** begin Input data **

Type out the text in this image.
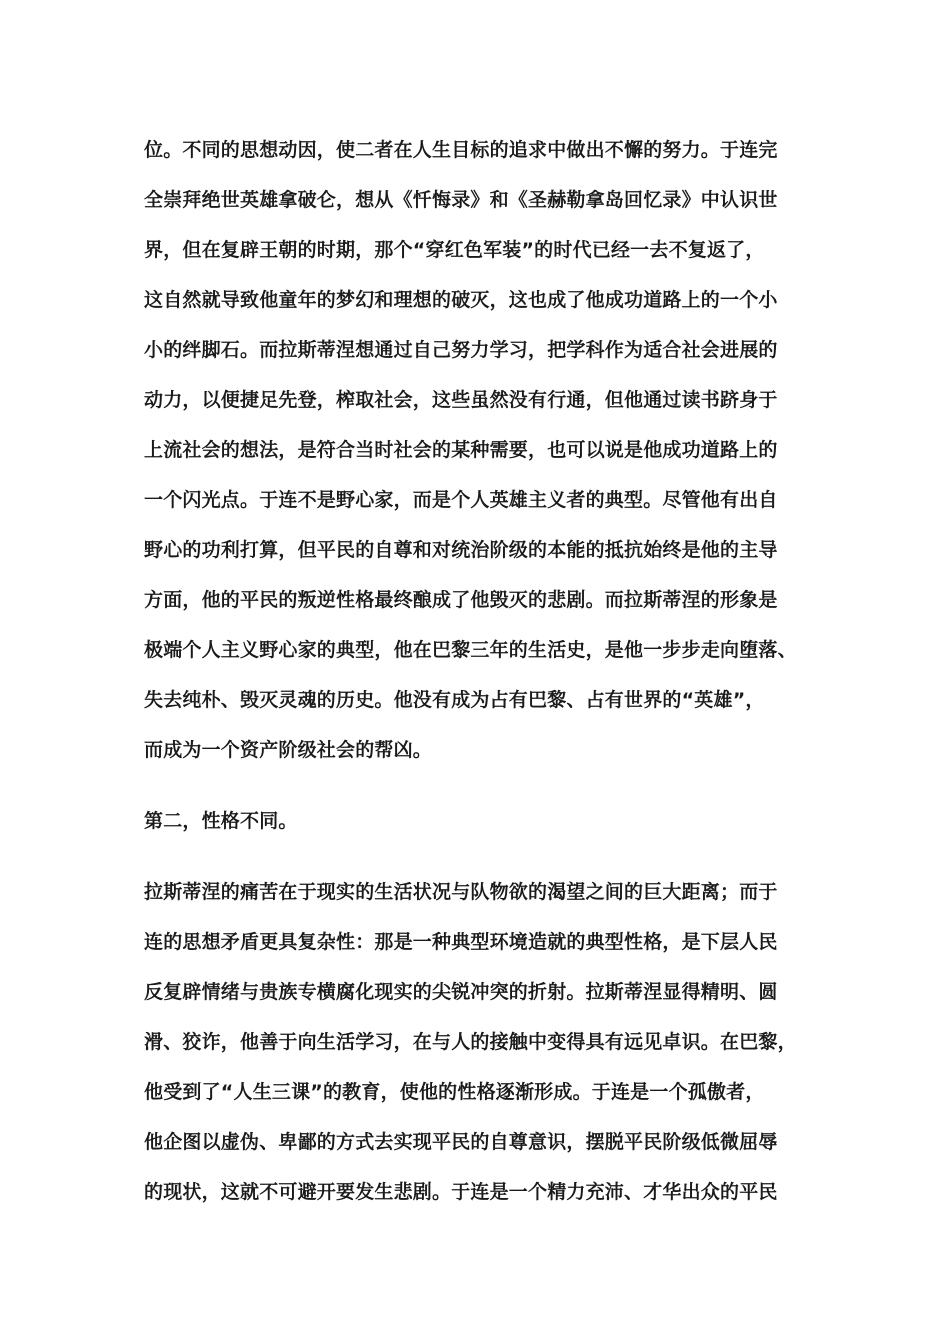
位。不同的思想动因，使二者在人生目标的追求中做出不懈的努力。于连完
全崇拜绝世英雄拿破仑，想从《忏悔录》和《圣赫勒拿岛回忆录》中认识世
界，但在复辟王朝的时期，那个“穿红色军装”的时代已经一去不复返了，
这自然就导致他童年的梦幻和理想的破灭，这也成了他成功道路上的一个小
小的绊脚石。而拉斯蒂涅想通过自己努力学习，把学科作为适合社会进展的
动力，以便捷足先登，榨取社会，这些虽然没有行通，但他通过读书跻身于
上流社会的想法，是符合当时社会的某种需要，也可以说是他成功道路上的
一个闪光点。于连不是野心家，而是个人英雄主义者的典型。尽管他有出自
野心的功利打算，但平民的自尊和对统治阶级的本能的抵抗始终是他的主导
方面，他的平民的叛逆性格最终酿成了他毁灭的悲剧。而拉斯蒂涅的形象是
极端个人主义野心家的典型，他在巴黎三年的生活史，是他一步步走向堕落、
失去纯朴、毁灭灵魂的历史。他没有成为占有巴黎、占有世界的“英雄”，
而成为一个资产阶级社会的帮凶。
第二，性格不同。
拉斯蒂涅的痛苦在于现实的生活状况与队物欲的渴望之间的巨大距离；而于
连的思想矛盾更具复杂性：那是一种典型环境造就的典型性格，是下层人民
反复辟情绪与贵族专横腐化现实的尖锐冲突的折射。拉斯蒂涅显得精明、圆
滑、狡诈，他善于向生活学习，在与人的接触中变得具有远见卓识。在巴黎，
他受到了“人生三课”的教育，使他的性格逐渐形成。于连是一个孤傲者，
他企图以虚伪、卑鄙的方式去实现平民的自尊意识，摆脱平民阶级低微屈辱
的现状，这就不可避开要发生悲剧。于连是一个精力充沛、才华出众的平民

** end Input data **

* [The request]:
Copy every entry word for word, but omit the pictures.

* [Result of this exercise]:
Type out the text in this image.
位。不同的思想动因，使二者在人生目标的追求中做出不懈的努力。于连完
全崇拜绝世英雄拿破仑，想从《忏悔录》和《圣赫勒拿岛回忆录》中认识世
界，但在复辟王朝的时期，那个“穿红色军装”的时代已经一去不复返了，
这自然就导致他童年的梦幻和理想的破灭，这也成了他成功道路上的一个小
小的绊脚石。而拉斯蒂涅想通过自己努力学习，把学科作为适合社会进展的
动力，以便捷足先登，榨取社会，这些虽然没有行通，但他通过读书跻身于
上流社会的想法，是符合当时社会的某种需要，也可以说是他成功道路上的
一个闪光点。于连不是野心家，而是个人英雄主义者的典型。尽管他有出自
野心的功利打算，但平民的自尊和对统治阶级的本能的抵抗始终是他的主导
方面，他的平民的叛逆性格最终酿成了他毁灭的悲剧。而拉斯蒂涅的形象是
极端个人主义野心家的典型，他在巴黎三年的生活史，是他一步步走向堕落、
失去纯朴、毁灭灵魂的历史。他没有成为占有巴黎、占有世界的“英雄”，
而成为一个资产阶级社会的帮凶。
第二，性格不同。
拉斯蒂涅的痛苦在于现实的生活状况与队物欲的渴望之间的巨大距离；而于
连的思想矛盾更具复杂性：那是一种典型环境造就的典型性格，是下层人民
反复辟情绪与贵族专横腐化现实的尖锐冲突的折射。拉斯蒂涅显得精明、圆
滑、狡诈，他善于向生活学习，在与人的接触中变得具有远见卓识。在巴黎，
他受到了“人生三课”的教育，使他的性格逐渐形成。于连是一个孤傲者，
他企图以虚伪、卑鄙的方式去实现平民的自尊意识，摆脱平民阶级低微屈辱
的现状，这就不可避开要发生悲剧。于连是一个精力充沛、才华出众的平民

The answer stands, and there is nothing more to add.